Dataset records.
--- START ---
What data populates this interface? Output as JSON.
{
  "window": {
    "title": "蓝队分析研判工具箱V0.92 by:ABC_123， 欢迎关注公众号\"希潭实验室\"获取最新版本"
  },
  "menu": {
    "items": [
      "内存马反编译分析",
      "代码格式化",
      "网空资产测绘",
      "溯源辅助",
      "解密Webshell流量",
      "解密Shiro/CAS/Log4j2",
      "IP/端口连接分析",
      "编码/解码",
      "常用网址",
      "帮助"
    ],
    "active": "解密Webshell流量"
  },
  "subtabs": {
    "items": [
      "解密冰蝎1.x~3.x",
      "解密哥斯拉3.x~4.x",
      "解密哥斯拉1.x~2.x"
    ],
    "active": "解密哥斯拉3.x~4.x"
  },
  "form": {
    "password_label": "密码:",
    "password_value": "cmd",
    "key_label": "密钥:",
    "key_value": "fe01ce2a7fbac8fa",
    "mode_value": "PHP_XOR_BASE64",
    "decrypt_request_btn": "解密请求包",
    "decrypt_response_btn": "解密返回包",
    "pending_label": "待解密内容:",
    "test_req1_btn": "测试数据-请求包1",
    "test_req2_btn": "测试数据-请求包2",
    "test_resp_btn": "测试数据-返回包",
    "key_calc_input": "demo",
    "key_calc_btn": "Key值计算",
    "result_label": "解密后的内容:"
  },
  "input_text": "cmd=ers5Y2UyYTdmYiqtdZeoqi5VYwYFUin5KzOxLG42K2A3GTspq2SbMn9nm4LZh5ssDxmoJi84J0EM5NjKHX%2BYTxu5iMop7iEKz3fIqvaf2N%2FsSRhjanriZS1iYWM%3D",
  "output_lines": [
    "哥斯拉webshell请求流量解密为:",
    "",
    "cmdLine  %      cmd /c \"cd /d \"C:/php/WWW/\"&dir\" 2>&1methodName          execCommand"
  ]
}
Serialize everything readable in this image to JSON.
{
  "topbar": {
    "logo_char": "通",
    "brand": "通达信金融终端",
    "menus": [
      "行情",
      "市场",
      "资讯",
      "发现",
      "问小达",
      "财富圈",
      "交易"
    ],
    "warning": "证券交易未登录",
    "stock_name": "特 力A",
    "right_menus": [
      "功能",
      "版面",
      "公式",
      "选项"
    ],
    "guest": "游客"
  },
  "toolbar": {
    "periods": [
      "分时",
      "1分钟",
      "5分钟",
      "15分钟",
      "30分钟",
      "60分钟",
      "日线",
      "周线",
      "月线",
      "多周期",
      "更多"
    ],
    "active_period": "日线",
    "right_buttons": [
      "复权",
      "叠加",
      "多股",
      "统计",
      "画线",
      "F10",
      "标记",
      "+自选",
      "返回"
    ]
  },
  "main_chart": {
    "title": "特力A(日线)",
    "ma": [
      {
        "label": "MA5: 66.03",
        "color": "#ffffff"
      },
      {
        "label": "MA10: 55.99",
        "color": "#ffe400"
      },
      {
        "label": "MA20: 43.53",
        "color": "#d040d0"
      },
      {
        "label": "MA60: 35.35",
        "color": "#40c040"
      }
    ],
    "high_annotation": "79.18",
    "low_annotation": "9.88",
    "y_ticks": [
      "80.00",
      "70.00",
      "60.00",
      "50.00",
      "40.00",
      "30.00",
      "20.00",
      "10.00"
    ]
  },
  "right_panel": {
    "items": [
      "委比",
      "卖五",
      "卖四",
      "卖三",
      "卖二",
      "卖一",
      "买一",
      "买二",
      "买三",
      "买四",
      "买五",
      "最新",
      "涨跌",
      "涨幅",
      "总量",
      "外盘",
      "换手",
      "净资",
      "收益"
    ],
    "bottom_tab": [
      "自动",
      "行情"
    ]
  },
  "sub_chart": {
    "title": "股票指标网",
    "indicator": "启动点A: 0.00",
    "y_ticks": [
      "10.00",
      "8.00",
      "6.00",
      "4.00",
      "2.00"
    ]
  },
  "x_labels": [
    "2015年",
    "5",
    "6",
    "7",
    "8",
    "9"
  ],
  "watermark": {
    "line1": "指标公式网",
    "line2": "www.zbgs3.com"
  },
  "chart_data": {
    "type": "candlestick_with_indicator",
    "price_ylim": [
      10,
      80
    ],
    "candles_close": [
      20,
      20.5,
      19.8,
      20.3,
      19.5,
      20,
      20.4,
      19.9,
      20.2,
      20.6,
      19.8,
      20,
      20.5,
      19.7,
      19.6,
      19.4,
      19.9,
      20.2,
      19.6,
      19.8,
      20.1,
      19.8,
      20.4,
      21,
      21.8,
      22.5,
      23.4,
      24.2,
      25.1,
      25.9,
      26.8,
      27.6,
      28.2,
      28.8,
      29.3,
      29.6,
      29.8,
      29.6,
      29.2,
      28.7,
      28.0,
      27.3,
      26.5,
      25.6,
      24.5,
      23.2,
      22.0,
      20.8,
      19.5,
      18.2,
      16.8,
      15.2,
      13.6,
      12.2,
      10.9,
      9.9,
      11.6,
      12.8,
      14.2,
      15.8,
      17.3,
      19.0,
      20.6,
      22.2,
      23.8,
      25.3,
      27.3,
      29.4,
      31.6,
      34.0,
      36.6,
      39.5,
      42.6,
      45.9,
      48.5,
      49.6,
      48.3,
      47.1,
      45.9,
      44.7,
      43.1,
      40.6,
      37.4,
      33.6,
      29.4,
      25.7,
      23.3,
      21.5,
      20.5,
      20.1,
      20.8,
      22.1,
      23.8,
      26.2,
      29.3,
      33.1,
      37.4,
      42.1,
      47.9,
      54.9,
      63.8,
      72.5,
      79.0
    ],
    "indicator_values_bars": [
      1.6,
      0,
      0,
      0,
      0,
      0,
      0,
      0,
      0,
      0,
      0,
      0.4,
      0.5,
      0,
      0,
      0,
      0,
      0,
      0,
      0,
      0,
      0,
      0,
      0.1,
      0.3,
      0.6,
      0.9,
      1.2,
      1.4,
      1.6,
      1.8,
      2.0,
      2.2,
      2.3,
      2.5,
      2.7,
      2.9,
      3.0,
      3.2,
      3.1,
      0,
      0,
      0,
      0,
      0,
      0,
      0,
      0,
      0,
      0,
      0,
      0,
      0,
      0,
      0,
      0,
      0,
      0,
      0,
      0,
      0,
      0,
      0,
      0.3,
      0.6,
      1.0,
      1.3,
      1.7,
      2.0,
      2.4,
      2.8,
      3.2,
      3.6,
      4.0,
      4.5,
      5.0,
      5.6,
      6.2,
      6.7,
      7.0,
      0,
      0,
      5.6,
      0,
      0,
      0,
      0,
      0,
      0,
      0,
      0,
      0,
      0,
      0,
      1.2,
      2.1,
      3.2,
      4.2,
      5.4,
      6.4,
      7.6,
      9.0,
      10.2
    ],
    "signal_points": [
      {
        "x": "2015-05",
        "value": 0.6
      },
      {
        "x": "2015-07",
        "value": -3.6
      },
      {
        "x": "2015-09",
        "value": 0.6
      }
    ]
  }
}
--- END ---
From the first line to the last, retype the data exactly.

What data populates this interface? Output as JSON.
{
  "window": {
    "title": "蓝队分析研判工具箱V0.92 by:ABC_123， 欢迎关注公众号\"希潭实验室\"获取最新版本"
  },
  "menu": {
    "items": [
      "内存马反编译分析",
      "代码格式化",
      "网空资产测绘",
      "溯源辅助",
      "解密Webshell流量",
      "解密Shiro/CAS/Log4j2",
      "IP/端口连接分析",
      "编码/解码",
      "常用网址",
      "帮助"
    ],
    "active": "解密Webshell流量"
  },
  "subtabs": {
    "items": [
      "解密冰蝎1.x~3.x",
      "解密哥斯拉3.x~4.x",
      "解密哥斯拉1.x~2.x"
    ],
    "active": "解密哥斯拉3.x~4.x"
  },
  "form": {
    "password_label": "密码:",
    "password_value": "cmd",
    "key_label": "密钥:",
    "key_value": "fe01ce2a7fbac8fa",
    "mode_value": "PHP_XOR_BASE64",
    "decrypt_request_btn": "解密请求包",
    "decrypt_response_btn": "解密返回包",
    "pending_label": "待解密内容:",
    "test_req1_btn": "测试数据-请求包1",
    "test_req2_btn": "测试数据-请求包2",
    "test_resp_btn": "测试数据-返回包",
    "key_calc_input": "demo",
    "key_calc_btn": "Key值计算",
    "result_label": "解密后的内容:"
  },
  "input_text": "cmd=ers5Y2UyYTdmYiqtdZeoqi5VYwYFUin5KzOxLG42K2A3GTspq2SbMn9nm4LZh5ssDxmoJi84J0EM5NjKHX%2BYTxu5iMop7iEKz3fIqvaf2N%2FsSRhjanriZS1iYWM%3D",
  "output_lines": [
    "哥斯拉webshell请求流量解密为:",
    "",
    "cmdLine  %      cmd /c \"cd /d \"C:/php/WWW/\"&dir\" 2>&1methodName          execCommand"
  ]
}
Serialize everything readable in this image to JSON.
{
  "topbar": {
    "logo_char": "通",
    "brand": "通达信金融终端",
    "menus": [
      "行情",
      "市场",
      "资讯",
      "发现",
      "问小达",
      "财富圈",
      "交易"
    ],
    "warning": "证券交易未登录",
    "stock_name": "特 力A",
    "right_menus": [
      "功能",
      "版面",
      "公式",
      "选项"
    ],
    "guest": "游客"
  },
  "toolbar": {
    "periods": [
      "分时",
      "1分钟",
      "5分钟",
      "15分钟",
      "30分钟",
      "60分钟",
      "日线",
      "周线",
      "月线",
      "多周期",
      "更多"
    ],
    "active_period": "日线",
    "right_buttons": [
      "复权",
      "叠加",
      "多股",
      "统计",
      "画线",
      "F10",
      "标记",
      "+自选",
      "返回"
    ]
  },
  "main_chart": {
    "title": "特力A(日线)",
    "ma": [
      {
        "label": "MA5: 66.03",
        "color": "#ffffff"
      },
      {
        "label": "MA10: 55.99",
        "color": "#ffe400"
      },
      {
        "label": "MA20: 43.53",
        "color": "#d040d0"
      },
      {
        "label": "MA60: 35.35",
        "color": "#40c040"
      }
    ],
    "high_annotation": "79.18",
    "low_annotation": "9.88",
    "y_ticks": [
      "80.00",
      "70.00",
      "60.00",
      "50.00",
      "40.00",
      "30.00",
      "20.00",
      "10.00"
    ]
  },
  "right_panel": {
    "items": [
      "委比",
      "卖五",
      "卖四",
      "卖三",
      "卖二",
      "卖一",
      "买一",
      "买二",
      "买三",
      "买四",
      "买五",
      "最新",
      "涨跌",
      "涨幅",
      "总量",
      "外盘",
      "换手",
      "净资",
      "收益"
    ],
    "bottom_tab": [
      "自动",
      "行情"
    ]
  },
  "sub_chart": {
    "title": "股票指标网",
    "indicator": "启动点A: 0.00",
    "y_ticks": [
      "10.00",
      "8.00",
      "6.00",
      "4.00",
      "2.00"
    ]
  },
  "x_labels": [
    "2015年",
    "5",
    "6",
    "7",
    "8",
    "9"
  ],
  "watermark": {
    "line1": "指标公式网",
    "line2": "www.zbgs3.com"
  },
  "chart_data": {
    "type": "candlestick_with_indicator",
    "price_ylim": [
      10,
      80
    ],
    "candles_close": [
      20,
      20.5,
      19.8,
      20.3,
      19.5,
      20,
      20.4,
      19.9,
      20.2,
      20.6,
      19.8,
      20,
      20.5,
      19.7,
      19.6,
      19.4,
      19.9,
      20.2,
      19.6,
      19.8,
      20.1,
      19.8,
      20.4,
      21,
      21.8,
      22.5,
      23.4,
      24.2,
      25.1,
      25.9,
      26.8,
      27.6,
      28.2,
      28.8,
      29.3,
      29.6,
      29.8,
      29.6,
      29.2,
      28.7,
      28.0,
      27.3,
      26.5,
      25.6,
      24.5,
      23.2,
      22.0,
      20.8,
      19.5,
      18.2,
      16.8,
      15.2,
      13.6,
      12.2,
      10.9,
      9.9,
      11.6,
      12.8,
      14.2,
      15.8,
      17.3,
      19.0,
      20.6,
      22.2,
      23.8,
      25.3,
      27.3,
      29.4,
      31.6,
      34.0,
      36.6,
      39.5,
      42.6,
      45.9,
      48.5,
      49.6,
      48.3,
      47.1,
      45.9,
      44.7,
      43.1,
      40.6,
      37.4,
      33.6,
      29.4,
      25.7,
      23.3,
      21.5,
      20.5,
      20.1,
      20.8,
      22.1,
      23.8,
      26.2,
      29.3,
      33.1,
      37.4,
      42.1,
      47.9,
      54.9,
      63.8,
      72.5,
      79.0
    ],
    "indicator_values_bars": [
      1.6,
      0,
      0,
      0,
      0,
      0,
      0,
      0,
      0,
      0,
      0,
      0.4,
      0.5,
      0,
      0,
      0,
      0,
      0,
      0,
      0,
      0,
      0,
      0,
      0.1,
      0.3,
      0.6,
      0.9,
      1.2,
      1.4,
      1.6,
      1.8,
      2.0,
      2.2,
      2.3,
      2.5,
      2.7,
      2.9,
      3.0,
      3.2,
      3.1,
      0,
      0,
      0,
      0,
      0,
      0,
      0,
      0,
      0,
      0,
      0,
      0,
      0,
      0,
      0,
      0,
      0,
      0,
      0,
      0,
      0,
      0,
      0,
      0.3,
      0.6,
      1.0,
      1.3,
      1.7,
      2.0,
      2.4,
      2.8,
      3.2,
      3.6,
      4.0,
      4.5,
      5.0,
      5.6,
      6.2,
      6.7,
      7.0,
      0,
      0,
      5.6,
      0,
      0,
      0,
      0,
      0,
      0,
      0,
      0,
      0,
      0,
      0,
      1.2,
      2.1,
      3.2,
      4.2,
      5.4,
      6.4,
      7.6,
      9.0,
      10.2
    ],
    "signal_points": [
      {
        "x": "2015-05",
        "value": 0.6
      },
      {
        "x": "2015-07",
        "value": -3.6
      },
      {
        "x": "2015-09",
        "value": 0.6
      }
    ]
  }
}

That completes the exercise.